# Start of RECORDS TO USE
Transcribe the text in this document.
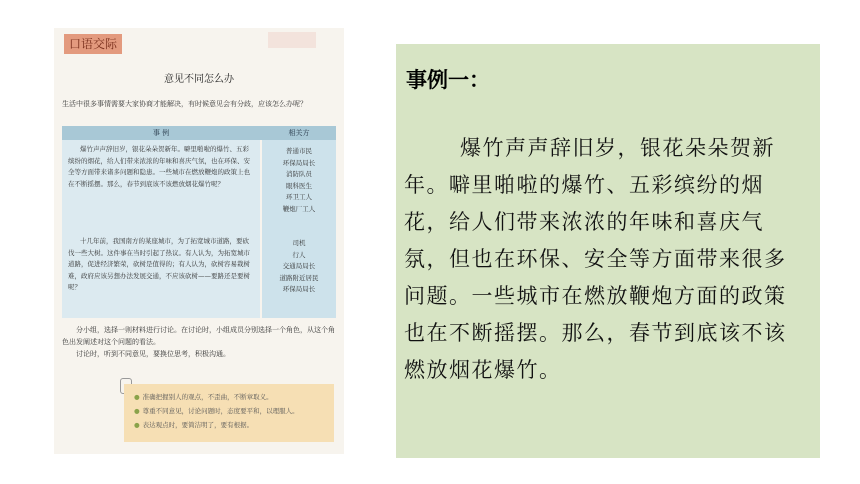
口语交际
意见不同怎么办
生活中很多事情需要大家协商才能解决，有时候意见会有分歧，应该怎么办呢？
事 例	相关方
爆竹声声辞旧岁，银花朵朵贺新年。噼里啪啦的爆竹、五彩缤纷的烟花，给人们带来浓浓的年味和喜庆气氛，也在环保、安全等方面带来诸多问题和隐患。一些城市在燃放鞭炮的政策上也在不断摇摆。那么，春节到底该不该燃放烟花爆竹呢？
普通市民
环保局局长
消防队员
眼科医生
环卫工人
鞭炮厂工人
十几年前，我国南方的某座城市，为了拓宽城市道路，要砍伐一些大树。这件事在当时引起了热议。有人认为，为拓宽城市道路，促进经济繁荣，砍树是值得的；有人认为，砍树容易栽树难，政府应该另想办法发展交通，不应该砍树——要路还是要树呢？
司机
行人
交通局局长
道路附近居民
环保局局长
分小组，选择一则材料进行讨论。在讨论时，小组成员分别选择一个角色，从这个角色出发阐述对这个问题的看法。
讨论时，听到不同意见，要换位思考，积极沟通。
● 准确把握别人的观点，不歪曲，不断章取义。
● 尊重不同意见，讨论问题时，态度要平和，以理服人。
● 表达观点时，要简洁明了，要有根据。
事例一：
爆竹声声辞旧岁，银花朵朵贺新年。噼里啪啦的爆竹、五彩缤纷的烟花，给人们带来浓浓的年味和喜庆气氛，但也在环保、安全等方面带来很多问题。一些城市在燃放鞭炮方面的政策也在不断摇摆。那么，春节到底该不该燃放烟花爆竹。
# End of RECORDS TO USE
▶ _WORK INSTRUCTIONS_: Find every line in the records that has the string "五彩缤纷的烟花", then state how many there are and nothing else.

▶ _ANSWER IN FULL_: 2